- _What to do_
Tally up the lines carrying the string "data" and respond with only the resulting number.

- _Record extracts_
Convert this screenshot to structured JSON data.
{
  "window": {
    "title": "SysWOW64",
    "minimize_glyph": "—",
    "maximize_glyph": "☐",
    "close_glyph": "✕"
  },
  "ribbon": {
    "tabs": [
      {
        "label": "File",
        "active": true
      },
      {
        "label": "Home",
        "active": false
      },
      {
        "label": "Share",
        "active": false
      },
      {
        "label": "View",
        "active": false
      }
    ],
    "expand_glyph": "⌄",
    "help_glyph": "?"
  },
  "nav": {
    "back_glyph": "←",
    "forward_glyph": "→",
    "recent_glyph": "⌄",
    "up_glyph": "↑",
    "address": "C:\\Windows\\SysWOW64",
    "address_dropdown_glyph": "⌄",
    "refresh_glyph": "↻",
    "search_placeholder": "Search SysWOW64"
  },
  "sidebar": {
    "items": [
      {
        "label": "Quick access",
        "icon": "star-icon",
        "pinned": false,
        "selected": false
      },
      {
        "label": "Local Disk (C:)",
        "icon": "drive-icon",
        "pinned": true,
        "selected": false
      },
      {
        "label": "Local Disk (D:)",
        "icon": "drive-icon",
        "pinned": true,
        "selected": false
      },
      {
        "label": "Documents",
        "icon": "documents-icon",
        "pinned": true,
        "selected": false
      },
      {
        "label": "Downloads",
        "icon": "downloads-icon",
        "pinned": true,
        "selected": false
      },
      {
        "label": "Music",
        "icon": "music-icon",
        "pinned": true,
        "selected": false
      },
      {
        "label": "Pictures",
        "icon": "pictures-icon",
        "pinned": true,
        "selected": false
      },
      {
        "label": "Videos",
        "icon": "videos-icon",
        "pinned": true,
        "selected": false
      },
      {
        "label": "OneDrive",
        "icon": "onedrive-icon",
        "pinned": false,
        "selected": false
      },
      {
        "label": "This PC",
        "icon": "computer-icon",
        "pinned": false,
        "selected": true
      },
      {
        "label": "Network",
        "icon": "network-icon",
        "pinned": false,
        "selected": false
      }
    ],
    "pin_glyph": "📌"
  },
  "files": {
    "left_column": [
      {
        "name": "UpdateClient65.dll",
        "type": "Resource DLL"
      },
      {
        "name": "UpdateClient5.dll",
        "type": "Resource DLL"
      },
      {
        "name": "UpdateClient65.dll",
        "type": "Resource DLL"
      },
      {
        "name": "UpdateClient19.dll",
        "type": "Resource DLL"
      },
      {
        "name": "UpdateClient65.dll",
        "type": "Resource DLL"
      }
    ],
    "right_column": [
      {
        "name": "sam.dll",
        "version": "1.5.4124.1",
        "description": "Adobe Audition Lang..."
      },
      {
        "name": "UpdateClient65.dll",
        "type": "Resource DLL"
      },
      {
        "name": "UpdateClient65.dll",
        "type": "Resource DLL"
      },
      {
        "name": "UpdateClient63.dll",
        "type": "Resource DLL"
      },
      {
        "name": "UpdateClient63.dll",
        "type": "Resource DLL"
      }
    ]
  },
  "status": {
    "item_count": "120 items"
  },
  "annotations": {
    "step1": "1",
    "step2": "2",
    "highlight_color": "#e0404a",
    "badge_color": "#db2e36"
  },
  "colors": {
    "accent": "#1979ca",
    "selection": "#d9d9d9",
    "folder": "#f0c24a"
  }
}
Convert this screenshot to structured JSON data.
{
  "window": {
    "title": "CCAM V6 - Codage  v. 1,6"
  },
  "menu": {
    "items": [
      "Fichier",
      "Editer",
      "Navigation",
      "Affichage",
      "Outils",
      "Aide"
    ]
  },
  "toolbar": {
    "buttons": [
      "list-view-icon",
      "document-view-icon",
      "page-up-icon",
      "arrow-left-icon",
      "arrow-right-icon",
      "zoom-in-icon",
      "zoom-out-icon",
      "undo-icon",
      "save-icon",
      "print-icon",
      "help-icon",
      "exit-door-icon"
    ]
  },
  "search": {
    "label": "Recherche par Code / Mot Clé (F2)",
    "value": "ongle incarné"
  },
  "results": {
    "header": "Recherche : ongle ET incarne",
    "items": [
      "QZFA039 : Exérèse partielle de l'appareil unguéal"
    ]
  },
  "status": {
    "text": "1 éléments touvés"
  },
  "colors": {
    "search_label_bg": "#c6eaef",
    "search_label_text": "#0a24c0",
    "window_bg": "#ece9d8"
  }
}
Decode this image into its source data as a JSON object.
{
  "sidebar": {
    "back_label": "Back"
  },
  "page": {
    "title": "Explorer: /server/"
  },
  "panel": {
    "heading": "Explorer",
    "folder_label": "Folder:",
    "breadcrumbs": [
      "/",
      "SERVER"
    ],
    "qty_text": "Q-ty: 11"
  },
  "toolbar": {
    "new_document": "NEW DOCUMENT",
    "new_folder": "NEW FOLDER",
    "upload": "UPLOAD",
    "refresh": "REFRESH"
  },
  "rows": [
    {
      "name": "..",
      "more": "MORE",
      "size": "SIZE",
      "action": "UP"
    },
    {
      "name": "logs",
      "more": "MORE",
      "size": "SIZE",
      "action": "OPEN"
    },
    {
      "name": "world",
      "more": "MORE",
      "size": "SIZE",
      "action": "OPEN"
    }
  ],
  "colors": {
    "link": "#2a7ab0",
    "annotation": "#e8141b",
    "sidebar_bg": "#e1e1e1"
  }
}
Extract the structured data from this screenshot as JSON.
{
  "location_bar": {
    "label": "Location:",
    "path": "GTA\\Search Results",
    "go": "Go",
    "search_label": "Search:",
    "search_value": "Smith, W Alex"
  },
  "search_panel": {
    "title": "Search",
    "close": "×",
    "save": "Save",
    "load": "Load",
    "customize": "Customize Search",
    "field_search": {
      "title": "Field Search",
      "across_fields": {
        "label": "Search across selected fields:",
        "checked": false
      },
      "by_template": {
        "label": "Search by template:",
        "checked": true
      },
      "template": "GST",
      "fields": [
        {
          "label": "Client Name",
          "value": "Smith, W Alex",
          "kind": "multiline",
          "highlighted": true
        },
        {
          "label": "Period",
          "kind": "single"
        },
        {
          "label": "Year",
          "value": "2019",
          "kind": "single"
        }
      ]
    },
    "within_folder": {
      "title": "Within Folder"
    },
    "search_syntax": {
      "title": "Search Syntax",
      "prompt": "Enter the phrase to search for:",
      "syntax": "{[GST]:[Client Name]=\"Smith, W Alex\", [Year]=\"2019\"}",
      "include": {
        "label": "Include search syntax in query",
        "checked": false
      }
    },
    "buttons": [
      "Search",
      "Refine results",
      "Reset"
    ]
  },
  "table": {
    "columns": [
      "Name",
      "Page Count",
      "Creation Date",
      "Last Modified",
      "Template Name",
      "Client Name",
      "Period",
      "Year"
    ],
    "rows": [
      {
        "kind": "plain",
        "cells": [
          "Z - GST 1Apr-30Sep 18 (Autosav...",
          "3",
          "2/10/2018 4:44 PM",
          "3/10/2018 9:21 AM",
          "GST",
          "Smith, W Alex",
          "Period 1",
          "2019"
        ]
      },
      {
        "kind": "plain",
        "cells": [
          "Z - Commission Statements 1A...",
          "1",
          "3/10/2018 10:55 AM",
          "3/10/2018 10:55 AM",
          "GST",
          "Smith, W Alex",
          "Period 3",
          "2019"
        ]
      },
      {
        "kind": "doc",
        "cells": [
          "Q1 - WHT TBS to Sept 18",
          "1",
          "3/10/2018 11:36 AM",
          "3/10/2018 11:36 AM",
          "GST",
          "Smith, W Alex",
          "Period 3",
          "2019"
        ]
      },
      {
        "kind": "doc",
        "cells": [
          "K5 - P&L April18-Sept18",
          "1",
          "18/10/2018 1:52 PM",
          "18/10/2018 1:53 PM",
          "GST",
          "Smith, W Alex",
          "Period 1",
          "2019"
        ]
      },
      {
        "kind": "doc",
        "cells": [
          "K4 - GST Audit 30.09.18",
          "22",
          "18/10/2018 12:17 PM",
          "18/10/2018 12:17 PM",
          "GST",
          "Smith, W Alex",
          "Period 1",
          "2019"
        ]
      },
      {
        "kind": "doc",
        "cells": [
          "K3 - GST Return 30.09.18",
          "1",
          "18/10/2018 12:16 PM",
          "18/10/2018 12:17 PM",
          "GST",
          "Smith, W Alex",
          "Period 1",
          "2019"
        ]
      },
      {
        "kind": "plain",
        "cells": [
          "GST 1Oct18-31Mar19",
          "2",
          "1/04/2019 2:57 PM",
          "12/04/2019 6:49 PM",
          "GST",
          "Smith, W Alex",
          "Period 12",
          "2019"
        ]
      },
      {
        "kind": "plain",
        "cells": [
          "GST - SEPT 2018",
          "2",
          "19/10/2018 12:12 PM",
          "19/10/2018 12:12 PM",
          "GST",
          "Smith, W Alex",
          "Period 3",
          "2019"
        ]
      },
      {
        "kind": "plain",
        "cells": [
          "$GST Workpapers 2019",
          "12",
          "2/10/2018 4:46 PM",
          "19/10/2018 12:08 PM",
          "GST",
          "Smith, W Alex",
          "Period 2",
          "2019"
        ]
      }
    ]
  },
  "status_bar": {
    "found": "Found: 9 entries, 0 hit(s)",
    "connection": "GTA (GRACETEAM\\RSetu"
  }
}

- _Exercise answer_
4